_What the exercise asks_
Below is a set of records. Please retype every one exactly.

_Page layout parsing data_
Content starts
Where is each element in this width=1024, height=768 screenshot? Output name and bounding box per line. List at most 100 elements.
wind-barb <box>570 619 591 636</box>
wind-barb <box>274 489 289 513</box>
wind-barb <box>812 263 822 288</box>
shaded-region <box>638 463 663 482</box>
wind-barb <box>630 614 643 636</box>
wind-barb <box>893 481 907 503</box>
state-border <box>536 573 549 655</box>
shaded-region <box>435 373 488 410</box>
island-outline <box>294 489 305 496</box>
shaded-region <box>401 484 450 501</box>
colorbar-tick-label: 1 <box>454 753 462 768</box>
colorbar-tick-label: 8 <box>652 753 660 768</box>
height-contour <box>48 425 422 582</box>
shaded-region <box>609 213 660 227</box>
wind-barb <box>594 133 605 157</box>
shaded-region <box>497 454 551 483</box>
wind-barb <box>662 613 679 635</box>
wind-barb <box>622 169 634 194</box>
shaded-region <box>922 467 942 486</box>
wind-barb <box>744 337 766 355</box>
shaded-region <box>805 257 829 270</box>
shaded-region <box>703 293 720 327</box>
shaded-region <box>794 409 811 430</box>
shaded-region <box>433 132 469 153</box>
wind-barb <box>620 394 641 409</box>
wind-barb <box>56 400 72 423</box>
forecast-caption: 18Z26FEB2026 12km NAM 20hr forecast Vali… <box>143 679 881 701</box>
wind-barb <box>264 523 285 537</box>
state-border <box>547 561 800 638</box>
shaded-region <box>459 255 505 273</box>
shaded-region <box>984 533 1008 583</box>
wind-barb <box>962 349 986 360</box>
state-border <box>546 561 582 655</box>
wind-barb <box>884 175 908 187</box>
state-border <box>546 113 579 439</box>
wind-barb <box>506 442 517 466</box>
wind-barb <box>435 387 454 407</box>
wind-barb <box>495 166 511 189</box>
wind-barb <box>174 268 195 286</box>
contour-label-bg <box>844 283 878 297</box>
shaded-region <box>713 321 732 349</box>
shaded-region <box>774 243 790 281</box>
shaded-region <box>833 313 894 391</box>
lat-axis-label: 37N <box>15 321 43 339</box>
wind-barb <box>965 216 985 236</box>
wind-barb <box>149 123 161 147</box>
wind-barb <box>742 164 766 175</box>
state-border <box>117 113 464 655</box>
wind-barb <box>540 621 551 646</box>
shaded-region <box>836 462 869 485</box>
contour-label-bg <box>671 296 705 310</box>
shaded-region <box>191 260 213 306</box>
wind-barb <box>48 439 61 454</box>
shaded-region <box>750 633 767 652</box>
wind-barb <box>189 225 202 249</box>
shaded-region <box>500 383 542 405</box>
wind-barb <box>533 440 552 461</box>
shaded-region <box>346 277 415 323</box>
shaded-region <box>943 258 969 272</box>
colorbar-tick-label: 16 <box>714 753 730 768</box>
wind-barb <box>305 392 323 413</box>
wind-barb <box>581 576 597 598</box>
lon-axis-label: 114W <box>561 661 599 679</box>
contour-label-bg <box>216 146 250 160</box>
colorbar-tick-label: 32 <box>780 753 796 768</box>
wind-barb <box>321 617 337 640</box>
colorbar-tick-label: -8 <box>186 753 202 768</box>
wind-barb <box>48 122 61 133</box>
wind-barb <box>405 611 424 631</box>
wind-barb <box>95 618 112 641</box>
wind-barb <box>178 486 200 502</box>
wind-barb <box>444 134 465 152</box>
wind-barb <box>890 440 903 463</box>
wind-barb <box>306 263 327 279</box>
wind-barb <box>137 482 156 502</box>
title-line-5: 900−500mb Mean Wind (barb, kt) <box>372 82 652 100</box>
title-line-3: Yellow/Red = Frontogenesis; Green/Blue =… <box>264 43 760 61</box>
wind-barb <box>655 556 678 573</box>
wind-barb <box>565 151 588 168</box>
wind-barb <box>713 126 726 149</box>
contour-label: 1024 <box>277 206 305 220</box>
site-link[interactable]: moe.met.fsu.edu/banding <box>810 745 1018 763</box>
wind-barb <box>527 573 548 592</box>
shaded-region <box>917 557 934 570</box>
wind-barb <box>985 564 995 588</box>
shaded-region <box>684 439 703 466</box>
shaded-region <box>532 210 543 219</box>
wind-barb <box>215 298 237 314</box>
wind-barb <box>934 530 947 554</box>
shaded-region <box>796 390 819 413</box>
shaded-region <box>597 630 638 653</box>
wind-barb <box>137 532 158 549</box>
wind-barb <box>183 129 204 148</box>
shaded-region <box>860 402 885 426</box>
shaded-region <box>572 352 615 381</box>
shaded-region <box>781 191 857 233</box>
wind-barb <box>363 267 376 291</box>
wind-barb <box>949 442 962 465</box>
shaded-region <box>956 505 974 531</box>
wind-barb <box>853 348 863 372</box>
Content ends
_Your response_
Where is each element in this width=1024, height=768 screenshot? Output name and bounding box per line. List at most 100 elements.
wind-barb <box>570 619 591 636</box>
wind-barb <box>274 489 289 513</box>
wind-barb <box>812 263 822 288</box>
shaded-region <box>638 463 663 482</box>
wind-barb <box>630 614 643 636</box>
wind-barb <box>893 481 907 503</box>
state-border <box>536 573 549 655</box>
shaded-region <box>435 373 488 410</box>
island-outline <box>294 489 305 496</box>
shaded-region <box>401 484 450 501</box>
colorbar-tick-label: 1 <box>454 753 462 768</box>
colorbar-tick-label: 8 <box>652 753 660 768</box>
height-contour <box>48 425 422 582</box>
shaded-region <box>609 213 660 227</box>
wind-barb <box>594 133 605 157</box>
shaded-region <box>497 454 551 483</box>
wind-barb <box>662 613 679 635</box>
wind-barb <box>622 169 634 194</box>
shaded-region <box>922 467 942 486</box>
wind-barb <box>744 337 766 355</box>
shaded-region <box>805 257 829 270</box>
shaded-region <box>703 293 720 327</box>
shaded-region <box>794 409 811 430</box>
shaded-region <box>433 132 469 153</box>
wind-barb <box>620 394 641 409</box>
wind-barb <box>56 400 72 423</box>
forecast-caption: 18Z26FEB2026 12km NAM 20hr forecast Vali… <box>143 679 881 701</box>
wind-barb <box>264 523 285 537</box>
state-border <box>547 561 800 638</box>
shaded-region <box>459 255 505 273</box>
shaded-region <box>984 533 1008 583</box>
wind-barb <box>962 349 986 360</box>
state-border <box>546 561 582 655</box>
wind-barb <box>884 175 908 187</box>
state-border <box>546 113 579 439</box>
wind-barb <box>506 442 517 466</box>
wind-barb <box>435 387 454 407</box>
wind-barb <box>495 166 511 189</box>
wind-barb <box>174 268 195 286</box>
contour-label-bg <box>844 283 878 297</box>
shaded-region <box>713 321 732 349</box>
shaded-region <box>774 243 790 281</box>
shaded-region <box>833 313 894 391</box>
lat-axis-label: 37N <box>15 321 43 339</box>
wind-barb <box>965 216 985 236</box>
wind-barb <box>149 123 161 147</box>
wind-barb <box>742 164 766 175</box>
state-border <box>117 113 464 655</box>
wind-barb <box>540 621 551 646</box>
shaded-region <box>836 462 869 485</box>
contour-label-bg <box>671 296 705 310</box>
shaded-region <box>191 260 213 306</box>
wind-barb <box>48 439 61 454</box>
shaded-region <box>750 633 767 652</box>
wind-barb <box>189 225 202 249</box>
shaded-region <box>500 383 542 405</box>
wind-barb <box>533 440 552 461</box>
shaded-region <box>346 277 415 323</box>
shaded-region <box>943 258 969 272</box>
colorbar-tick-label: 16 <box>714 753 730 768</box>
wind-barb <box>305 392 323 413</box>
wind-barb <box>581 576 597 598</box>
lon-axis-label: 114W <box>561 661 599 679</box>
contour-label-bg <box>216 146 250 160</box>
colorbar-tick-label: 32 <box>780 753 796 768</box>
wind-barb <box>321 617 337 640</box>
colorbar-tick-label: -8 <box>186 753 202 768</box>
wind-barb <box>48 122 61 133</box>
wind-barb <box>405 611 424 631</box>
wind-barb <box>95 618 112 641</box>
wind-barb <box>178 486 200 502</box>
wind-barb <box>444 134 465 152</box>
wind-barb <box>890 440 903 463</box>
wind-barb <box>306 263 327 279</box>
wind-barb <box>137 482 156 502</box>
title-line-5: 900−500mb Mean Wind (barb, kt) <box>372 82 652 100</box>
title-line-3: Yellow/Red = Frontogenesis; Green/Blue =… <box>264 43 760 61</box>
wind-barb <box>655 556 678 573</box>
wind-barb <box>565 151 588 168</box>
wind-barb <box>713 126 726 149</box>
contour-label: 1024 <box>277 206 305 220</box>
site-link[interactable]: moe.met.fsu.edu/banding <box>810 745 1018 763</box>
wind-barb <box>527 573 548 592</box>
shaded-region <box>917 557 934 570</box>
wind-barb <box>985 564 995 588</box>
shaded-region <box>684 439 703 466</box>
shaded-region <box>532 210 543 219</box>
wind-barb <box>215 298 237 314</box>
wind-barb <box>934 530 947 554</box>
shaded-region <box>796 390 819 413</box>
shaded-region <box>597 630 638 653</box>
wind-barb <box>137 532 158 549</box>
wind-barb <box>183 129 204 148</box>
shaded-region <box>860 402 885 426</box>
shaded-region <box>572 352 615 381</box>
shaded-region <box>781 191 857 233</box>
wind-barb <box>363 267 376 291</box>
wind-barb <box>949 442 962 465</box>
shaded-region <box>956 505 974 531</box>
wind-barb <box>853 348 863 372</box>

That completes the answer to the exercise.